YOUR OBJECTIVE:
Write each line out again exactly as written.

Start of MATERIAL FOR THIS TASK

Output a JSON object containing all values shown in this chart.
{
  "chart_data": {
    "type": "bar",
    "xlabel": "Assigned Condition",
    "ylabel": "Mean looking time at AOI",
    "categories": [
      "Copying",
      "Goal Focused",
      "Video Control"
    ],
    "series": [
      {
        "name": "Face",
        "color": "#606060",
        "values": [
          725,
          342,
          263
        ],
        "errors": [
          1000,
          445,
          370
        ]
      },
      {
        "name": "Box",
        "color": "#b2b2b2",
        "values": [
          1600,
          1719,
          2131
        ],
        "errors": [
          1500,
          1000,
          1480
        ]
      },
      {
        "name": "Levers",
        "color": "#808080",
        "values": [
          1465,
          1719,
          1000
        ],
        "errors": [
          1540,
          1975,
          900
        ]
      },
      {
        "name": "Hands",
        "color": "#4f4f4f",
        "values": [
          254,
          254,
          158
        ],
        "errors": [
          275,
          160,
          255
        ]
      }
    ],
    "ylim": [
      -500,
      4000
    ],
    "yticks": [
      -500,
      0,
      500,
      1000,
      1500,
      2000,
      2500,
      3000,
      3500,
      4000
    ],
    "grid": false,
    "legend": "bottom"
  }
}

End of MATERIAL FOR THIS TASK

SOLUTION TO THE EXERCISE:
Output a JSON object containing all values shown in this chart.
{
  "chart_data": {
    "type": "bar",
    "xlabel": "Assigned Condition",
    "ylabel": "Mean looking time at AOI",
    "categories": [
      "Copying",
      "Goal Focused",
      "Video Control"
    ],
    "series": [
      {
        "name": "Face",
        "color": "#606060",
        "values": [
          725,
          342,
          263
        ],
        "errors": [
          1000,
          445,
          370
        ]
      },
      {
        "name": "Box",
        "color": "#b2b2b2",
        "values": [
          1600,
          1719,
          2131
        ],
        "errors": [
          1500,
          1000,
          1480
        ]
      },
      {
        "name": "Levers",
        "color": "#808080",
        "values": [
          1465,
          1719,
          1000
        ],
        "errors": [
          1540,
          1975,
          900
        ]
      },
      {
        "name": "Hands",
        "color": "#4f4f4f",
        "values": [
          254,
          254,
          158
        ],
        "errors": [
          275,
          160,
          255
        ]
      }
    ],
    "ylim": [
      -500,
      4000
    ],
    "yticks": [
      -500,
      0,
      500,
      1000,
      1500,
      2000,
      2500,
      3000,
      3500,
      4000
    ],
    "grid": false,
    "legend": "bottom"
  }
}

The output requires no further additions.